# [WORK INSTRUCTIONS]
What's needed is an exact copy of the lines from the one that contains "Convert this screenshot" to the end of the data below, leaving the pictures out.

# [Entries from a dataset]
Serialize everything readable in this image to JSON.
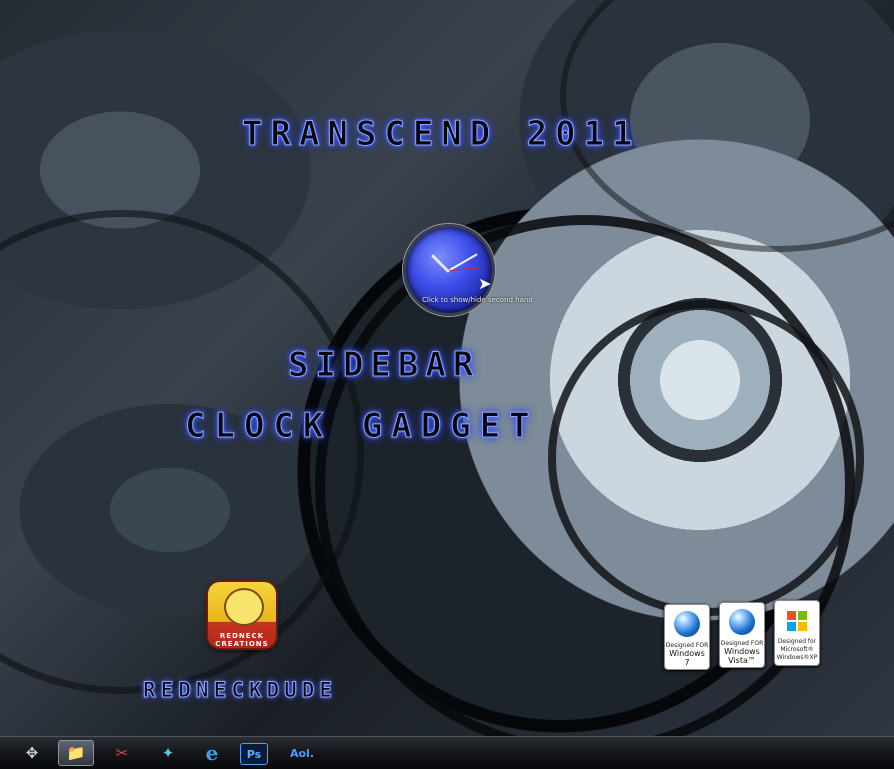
{
  "desktop": {
    "headline": "TRANSCEND 2011",
    "subtitle_1": "SIDEBAR",
    "subtitle_2": "CLOCK GADGET",
    "signature": "REDNECKDUDE"
  },
  "clock_gadget": {
    "caption": "Click to show/hide second hand",
    "cursor_glyph": "➤"
  },
  "logo_badge": {
    "text": "REDNECK CREATIONS"
  },
  "compat_logos": [
    {
      "line1": "Designed FOR",
      "line2": "Windows",
      "line3": "7"
    },
    {
      "line1": "Designed FOR",
      "line2": "Windows",
      "line3": "Vista™"
    },
    {
      "line1": "Designed for",
      "line2": "Microsoft®",
      "line3": "Windows®XP"
    }
  ],
  "taskbar": {
    "icons": [
      {
        "name": "start-orb-icon",
        "glyph": "✥",
        "active": false
      },
      {
        "name": "explorer-icon",
        "glyph": "📁",
        "active": true
      },
      {
        "name": "paint-icon",
        "glyph": "✂",
        "active": false
      },
      {
        "name": "gadget-tool-icon",
        "glyph": "✦",
        "active": false
      },
      {
        "name": "internet-explorer-icon",
        "glyph": "e",
        "active": false
      },
      {
        "name": "photoshop-icon",
        "glyph": "Ps",
        "active": false
      },
      {
        "name": "aol-icon",
        "glyph": "Aol.",
        "active": false
      }
    ]
  }
}
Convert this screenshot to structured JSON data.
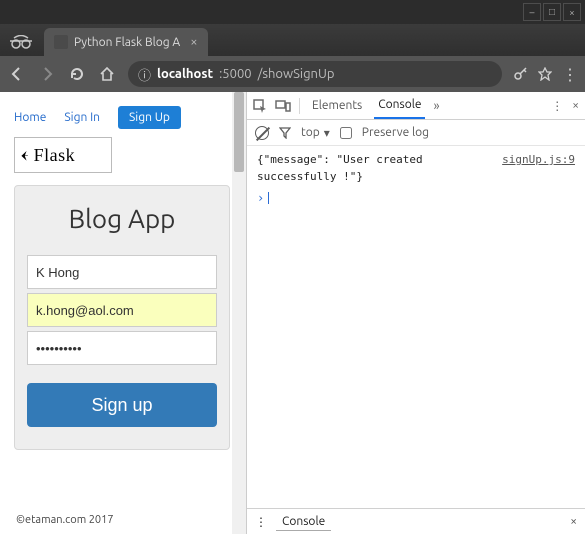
{
  "os": {
    "minimize": "–",
    "maximize": "□",
    "close": "×"
  },
  "browser": {
    "tab_title": "Python Flask Blog A",
    "url_host": "localhost",
    "url_port": ":5000",
    "url_path": "/showSignUp",
    "info_icon": "ⓘ"
  },
  "page": {
    "nav": {
      "home": "Home",
      "signin": "Sign In",
      "signup": "Sign Up"
    },
    "logo_text": "Flask",
    "card_title": "Blog App",
    "fields": {
      "name_value": "K Hong",
      "email_value": "k.hong@aol.com",
      "password_value": "••••••••••"
    },
    "submit_label": "Sign up",
    "footer": "©etaman.com 2017"
  },
  "devtools": {
    "tabs": {
      "elements": "Elements",
      "console": "Console"
    },
    "toolbar": {
      "context": "top",
      "preserve_label": "Preserve log"
    },
    "log": {
      "message": "{\"message\": \"User created successfully !\"}",
      "source": "signUp.js:9"
    },
    "prompt": "›",
    "drawer_tab": "Console"
  }
}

# [OUTPUT]
Convert this screenshot to structured JSON data.
{
  "os": {
    "minimize": "–",
    "maximize": "□",
    "close": "×"
  },
  "browser": {
    "tab_title": "Python Flask Blog A",
    "url_host": "localhost",
    "url_port": ":5000",
    "url_path": "/showSignUp",
    "info_icon": "ⓘ"
  },
  "page": {
    "nav": {
      "home": "Home",
      "signin": "Sign In",
      "signup": "Sign Up"
    },
    "logo_text": "Flask",
    "card_title": "Blog App",
    "fields": {
      "name_value": "K Hong",
      "email_value": "k.hong@aol.com",
      "password_value": "••••••••••"
    },
    "submit_label": "Sign up",
    "footer": "©etaman.com 2017"
  },
  "devtools": {
    "tabs": {
      "elements": "Elements",
      "console": "Console"
    },
    "toolbar": {
      "context": "top",
      "preserve_label": "Preserve log"
    },
    "log": {
      "message": "{\"message\": \"User created successfully !\"}",
      "source": "signUp.js:9"
    },
    "prompt": "›",
    "drawer_tab": "Console"
  }
}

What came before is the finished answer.